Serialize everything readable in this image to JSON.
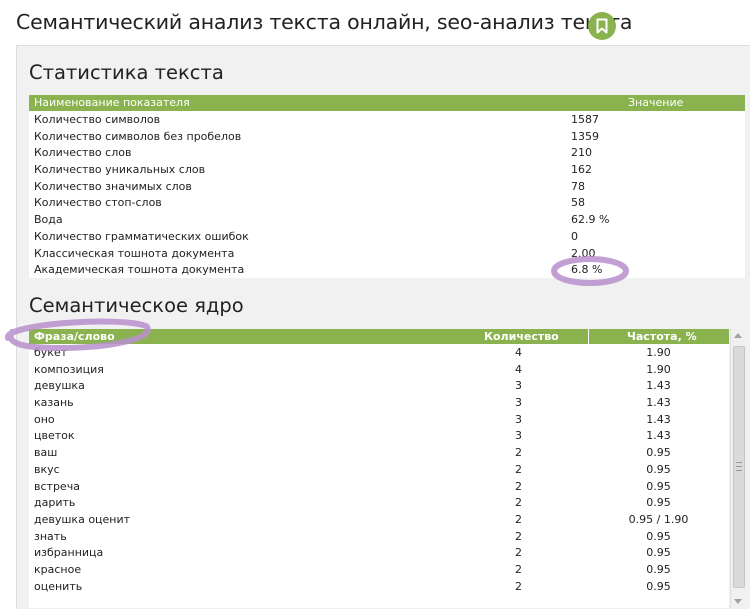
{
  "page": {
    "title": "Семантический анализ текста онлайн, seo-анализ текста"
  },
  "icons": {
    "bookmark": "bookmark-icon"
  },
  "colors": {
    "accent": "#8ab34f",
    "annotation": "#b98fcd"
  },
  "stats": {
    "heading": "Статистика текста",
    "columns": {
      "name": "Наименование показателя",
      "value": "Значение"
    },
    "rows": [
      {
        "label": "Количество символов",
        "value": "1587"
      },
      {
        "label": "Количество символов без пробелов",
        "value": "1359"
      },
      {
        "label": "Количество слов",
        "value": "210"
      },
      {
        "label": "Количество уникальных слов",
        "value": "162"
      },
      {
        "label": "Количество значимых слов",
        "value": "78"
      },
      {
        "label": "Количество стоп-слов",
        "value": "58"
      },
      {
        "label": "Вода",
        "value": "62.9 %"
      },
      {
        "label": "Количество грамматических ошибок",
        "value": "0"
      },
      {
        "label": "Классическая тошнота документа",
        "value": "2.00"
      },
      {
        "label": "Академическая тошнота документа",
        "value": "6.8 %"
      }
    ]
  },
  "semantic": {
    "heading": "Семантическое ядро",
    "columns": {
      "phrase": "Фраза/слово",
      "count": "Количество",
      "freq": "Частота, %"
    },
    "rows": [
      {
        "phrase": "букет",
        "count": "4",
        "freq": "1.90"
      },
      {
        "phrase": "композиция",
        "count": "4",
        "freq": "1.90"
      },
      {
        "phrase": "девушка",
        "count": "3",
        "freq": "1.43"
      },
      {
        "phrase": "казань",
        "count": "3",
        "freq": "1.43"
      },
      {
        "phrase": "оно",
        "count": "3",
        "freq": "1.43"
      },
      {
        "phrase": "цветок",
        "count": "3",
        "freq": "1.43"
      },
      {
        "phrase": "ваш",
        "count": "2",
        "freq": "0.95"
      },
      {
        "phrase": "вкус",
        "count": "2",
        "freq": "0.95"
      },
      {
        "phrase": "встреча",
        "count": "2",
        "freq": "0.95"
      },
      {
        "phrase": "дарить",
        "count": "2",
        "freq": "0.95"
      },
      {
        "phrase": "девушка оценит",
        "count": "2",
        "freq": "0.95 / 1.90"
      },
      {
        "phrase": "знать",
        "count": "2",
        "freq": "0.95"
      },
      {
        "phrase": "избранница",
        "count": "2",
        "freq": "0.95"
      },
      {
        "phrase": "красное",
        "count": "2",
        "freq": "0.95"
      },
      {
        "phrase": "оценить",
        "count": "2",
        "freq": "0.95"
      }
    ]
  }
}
------------------------------------------------
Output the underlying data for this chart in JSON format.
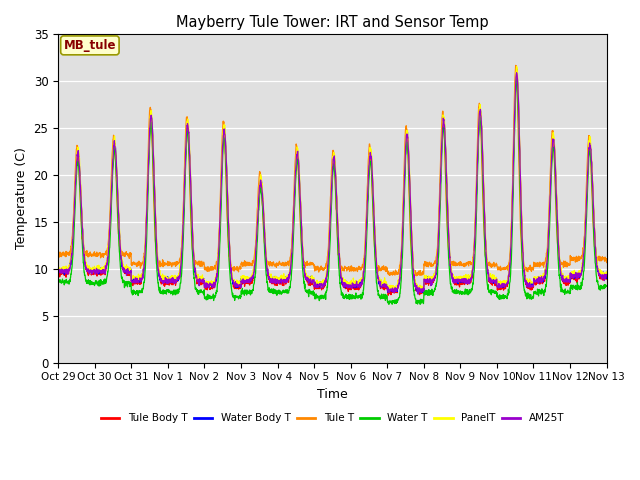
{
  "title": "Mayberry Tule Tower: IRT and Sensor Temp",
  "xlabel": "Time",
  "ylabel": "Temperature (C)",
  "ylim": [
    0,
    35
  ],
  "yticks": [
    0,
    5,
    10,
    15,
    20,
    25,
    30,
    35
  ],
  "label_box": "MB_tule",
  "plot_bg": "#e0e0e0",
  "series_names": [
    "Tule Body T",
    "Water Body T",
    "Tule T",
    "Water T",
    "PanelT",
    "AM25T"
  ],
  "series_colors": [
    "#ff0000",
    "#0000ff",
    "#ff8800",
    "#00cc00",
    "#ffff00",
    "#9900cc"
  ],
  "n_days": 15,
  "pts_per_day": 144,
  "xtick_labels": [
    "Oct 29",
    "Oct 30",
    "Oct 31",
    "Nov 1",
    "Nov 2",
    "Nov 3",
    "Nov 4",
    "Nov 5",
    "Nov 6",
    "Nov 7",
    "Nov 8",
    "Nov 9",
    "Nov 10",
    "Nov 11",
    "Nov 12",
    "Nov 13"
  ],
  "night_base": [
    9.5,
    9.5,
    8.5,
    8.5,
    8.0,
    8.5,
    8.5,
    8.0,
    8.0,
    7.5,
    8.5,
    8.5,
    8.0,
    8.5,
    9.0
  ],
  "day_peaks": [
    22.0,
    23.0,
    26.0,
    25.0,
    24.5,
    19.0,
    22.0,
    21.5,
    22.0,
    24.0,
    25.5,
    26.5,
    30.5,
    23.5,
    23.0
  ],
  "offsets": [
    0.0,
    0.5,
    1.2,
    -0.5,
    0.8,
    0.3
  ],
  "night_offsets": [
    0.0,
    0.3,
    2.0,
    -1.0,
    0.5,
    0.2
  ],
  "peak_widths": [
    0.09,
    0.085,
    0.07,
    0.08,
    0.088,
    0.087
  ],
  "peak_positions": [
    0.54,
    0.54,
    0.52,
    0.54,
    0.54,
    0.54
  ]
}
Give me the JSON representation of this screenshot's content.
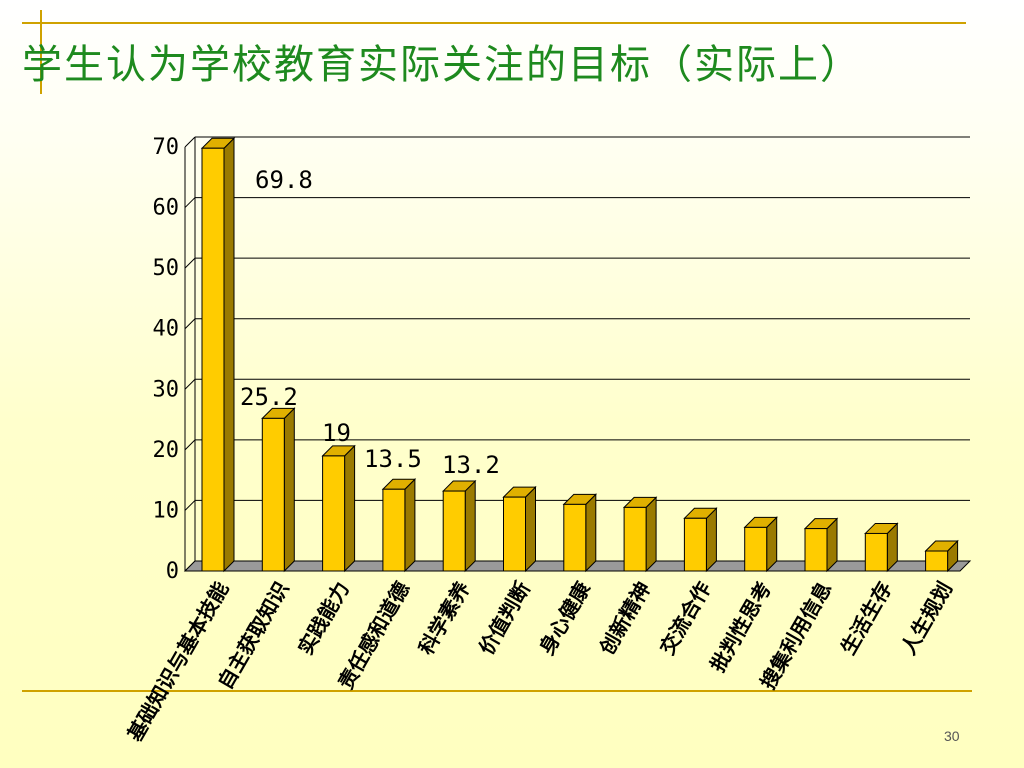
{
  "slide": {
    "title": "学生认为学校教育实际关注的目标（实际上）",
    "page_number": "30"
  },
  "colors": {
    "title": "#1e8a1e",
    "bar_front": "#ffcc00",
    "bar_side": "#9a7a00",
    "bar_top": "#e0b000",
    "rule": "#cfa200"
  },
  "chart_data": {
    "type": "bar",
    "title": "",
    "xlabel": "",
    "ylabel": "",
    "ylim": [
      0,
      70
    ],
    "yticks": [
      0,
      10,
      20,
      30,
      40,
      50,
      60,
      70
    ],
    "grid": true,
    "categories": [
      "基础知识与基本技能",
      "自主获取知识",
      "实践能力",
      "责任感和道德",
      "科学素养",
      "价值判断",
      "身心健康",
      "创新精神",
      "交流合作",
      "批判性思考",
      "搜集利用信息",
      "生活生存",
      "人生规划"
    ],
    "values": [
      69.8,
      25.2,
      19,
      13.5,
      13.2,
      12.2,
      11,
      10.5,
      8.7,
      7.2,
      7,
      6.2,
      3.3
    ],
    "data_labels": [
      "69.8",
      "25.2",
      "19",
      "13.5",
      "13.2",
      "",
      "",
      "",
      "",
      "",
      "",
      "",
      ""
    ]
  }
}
------------------------------------------------
Show, from the material above, each line that includes the string "девушка".

        "phrase": "девушка",
        "phrase": "девушка оценит",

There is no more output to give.